*** Text segment Section Begins ***

Living with Dementia

My wife Anna developed Alzheimer's in her early 50s. These are thoughts on what it was like day to day to live with dementia, for me and for her.

Thursday, November 16, 2006

This continuing account of living with dementia is now suspended for a while. I am now going to revert to a private diary, to keep a more detailed record. There have been 116 entries over six months. I hope it has been a useful record – what researchers might call created reality. If you want, you can access them by clicking on the archive (rightside of page). You can still make comments if you wish.
A blog is a curious literary device, written in chronological order but there to be read backwards. It reminds me of Harold Pinter’s play, Betrayal. I sometimes read books like that – the last chapter, and then if I am interested, earlier chapters to see what led up to it.

Anna, with the help of Rebekah a psychologist, wrote about the onset of her dementia:

‘Can I tell you about the day my brain left me? My unfaithful brain left me slowly, but there also a few exact moments that marked the start of when my brain began to leave. I know I didn’t lose my brain, but my brain lost me. It lost me at a very important meeting for securing funding for research, when all of a sudden there were no words. I couldn’t even say ‘I can’t say anything’; is there anything worse than that? Maybe it left itself behind with my briefcase, full with a career built on thinking, and forgotten on an underground train. Could I have known then I was right on the cusp of moving from being somebody working well in the world to being someone who would soon not work at all? Maybe it was left with the newly begun doctoral research, now archived into boxes. It left me whilst playing scrabble with my family, and it left me when I needed it to guide my coordination as I walked though the world as an independent, energetic woman with a successful career and busy life.

*** Text segment Section Ends ***
*** Recorded information Section Begins ***

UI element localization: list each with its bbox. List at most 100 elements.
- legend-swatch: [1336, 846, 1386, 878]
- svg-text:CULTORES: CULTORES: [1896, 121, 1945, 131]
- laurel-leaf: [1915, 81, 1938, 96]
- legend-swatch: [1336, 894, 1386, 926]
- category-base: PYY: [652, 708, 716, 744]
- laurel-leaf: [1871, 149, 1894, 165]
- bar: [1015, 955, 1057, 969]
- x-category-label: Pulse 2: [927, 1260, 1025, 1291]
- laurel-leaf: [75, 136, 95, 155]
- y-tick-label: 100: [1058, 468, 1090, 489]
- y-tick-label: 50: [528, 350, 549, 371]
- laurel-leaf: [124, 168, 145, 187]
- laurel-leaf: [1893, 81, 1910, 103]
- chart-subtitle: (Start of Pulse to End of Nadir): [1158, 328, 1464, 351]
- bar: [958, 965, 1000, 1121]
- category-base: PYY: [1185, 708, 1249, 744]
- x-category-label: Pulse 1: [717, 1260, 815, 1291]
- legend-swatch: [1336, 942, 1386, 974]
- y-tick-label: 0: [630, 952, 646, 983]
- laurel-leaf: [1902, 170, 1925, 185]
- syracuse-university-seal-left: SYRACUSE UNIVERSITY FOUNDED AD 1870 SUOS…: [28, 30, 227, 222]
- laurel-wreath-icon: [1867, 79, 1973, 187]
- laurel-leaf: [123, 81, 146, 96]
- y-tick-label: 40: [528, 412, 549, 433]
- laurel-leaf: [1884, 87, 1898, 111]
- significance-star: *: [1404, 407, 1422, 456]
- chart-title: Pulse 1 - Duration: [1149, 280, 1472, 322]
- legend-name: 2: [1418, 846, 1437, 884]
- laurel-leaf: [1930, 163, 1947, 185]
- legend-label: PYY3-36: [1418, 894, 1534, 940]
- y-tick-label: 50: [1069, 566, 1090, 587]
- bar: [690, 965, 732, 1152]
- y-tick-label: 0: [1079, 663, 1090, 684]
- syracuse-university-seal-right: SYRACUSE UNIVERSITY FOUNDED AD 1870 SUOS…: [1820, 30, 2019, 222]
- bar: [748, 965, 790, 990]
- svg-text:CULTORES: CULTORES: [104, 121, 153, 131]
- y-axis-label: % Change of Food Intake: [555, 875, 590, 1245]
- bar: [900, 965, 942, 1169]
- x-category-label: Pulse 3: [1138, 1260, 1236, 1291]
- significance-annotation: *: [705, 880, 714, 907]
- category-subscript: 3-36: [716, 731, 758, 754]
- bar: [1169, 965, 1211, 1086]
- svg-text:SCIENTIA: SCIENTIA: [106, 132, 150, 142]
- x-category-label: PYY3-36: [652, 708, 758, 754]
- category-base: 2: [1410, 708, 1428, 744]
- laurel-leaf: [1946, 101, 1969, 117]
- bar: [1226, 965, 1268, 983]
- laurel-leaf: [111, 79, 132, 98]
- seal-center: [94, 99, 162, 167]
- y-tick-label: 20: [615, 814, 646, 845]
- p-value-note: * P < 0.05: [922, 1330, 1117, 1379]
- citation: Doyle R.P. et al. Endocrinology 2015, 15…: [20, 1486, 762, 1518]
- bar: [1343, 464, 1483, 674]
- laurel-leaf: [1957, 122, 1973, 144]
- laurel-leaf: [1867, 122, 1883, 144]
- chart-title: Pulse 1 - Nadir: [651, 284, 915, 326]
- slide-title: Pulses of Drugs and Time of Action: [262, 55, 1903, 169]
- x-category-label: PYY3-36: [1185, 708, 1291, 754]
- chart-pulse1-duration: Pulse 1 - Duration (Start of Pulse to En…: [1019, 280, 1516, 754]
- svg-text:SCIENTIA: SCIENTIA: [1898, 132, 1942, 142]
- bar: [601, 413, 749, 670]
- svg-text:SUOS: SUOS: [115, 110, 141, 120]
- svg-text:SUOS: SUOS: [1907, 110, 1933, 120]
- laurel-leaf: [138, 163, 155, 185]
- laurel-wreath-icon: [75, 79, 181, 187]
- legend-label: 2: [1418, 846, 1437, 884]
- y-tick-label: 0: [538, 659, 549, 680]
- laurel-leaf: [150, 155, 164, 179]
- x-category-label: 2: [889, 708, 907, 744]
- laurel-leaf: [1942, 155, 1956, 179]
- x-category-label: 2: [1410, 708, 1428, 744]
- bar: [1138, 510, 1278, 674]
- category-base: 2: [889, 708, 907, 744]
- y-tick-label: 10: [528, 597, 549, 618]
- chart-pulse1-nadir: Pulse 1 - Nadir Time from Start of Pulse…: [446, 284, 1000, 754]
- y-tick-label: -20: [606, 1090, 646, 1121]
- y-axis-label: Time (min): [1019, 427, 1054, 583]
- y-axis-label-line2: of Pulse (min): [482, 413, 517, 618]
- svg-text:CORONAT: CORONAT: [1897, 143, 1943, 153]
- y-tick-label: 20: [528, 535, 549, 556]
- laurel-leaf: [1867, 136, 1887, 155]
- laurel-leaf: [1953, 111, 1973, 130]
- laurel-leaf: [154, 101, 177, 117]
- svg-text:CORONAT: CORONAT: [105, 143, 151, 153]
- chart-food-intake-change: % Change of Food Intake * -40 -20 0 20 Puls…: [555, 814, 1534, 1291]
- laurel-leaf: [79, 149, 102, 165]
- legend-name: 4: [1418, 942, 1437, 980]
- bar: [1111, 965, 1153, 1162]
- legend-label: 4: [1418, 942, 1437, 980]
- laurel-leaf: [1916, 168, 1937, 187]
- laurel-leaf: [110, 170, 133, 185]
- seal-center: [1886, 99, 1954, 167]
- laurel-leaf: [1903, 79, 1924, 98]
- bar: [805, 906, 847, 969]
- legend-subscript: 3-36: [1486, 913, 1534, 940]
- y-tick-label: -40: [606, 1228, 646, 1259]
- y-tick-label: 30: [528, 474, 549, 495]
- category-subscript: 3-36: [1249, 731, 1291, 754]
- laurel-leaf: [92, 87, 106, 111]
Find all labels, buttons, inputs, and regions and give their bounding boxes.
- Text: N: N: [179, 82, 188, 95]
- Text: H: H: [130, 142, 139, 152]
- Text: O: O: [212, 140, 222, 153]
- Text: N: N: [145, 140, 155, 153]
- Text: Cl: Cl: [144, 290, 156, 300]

*** Recorded information Section Ends ***

- [Work instructions]
Which play does the author of the blog post on living with dementia say a blog reminds him of? You won't need the entries for this.

- [Solution for this problem]
Harold Pinter’s play, Betrayal.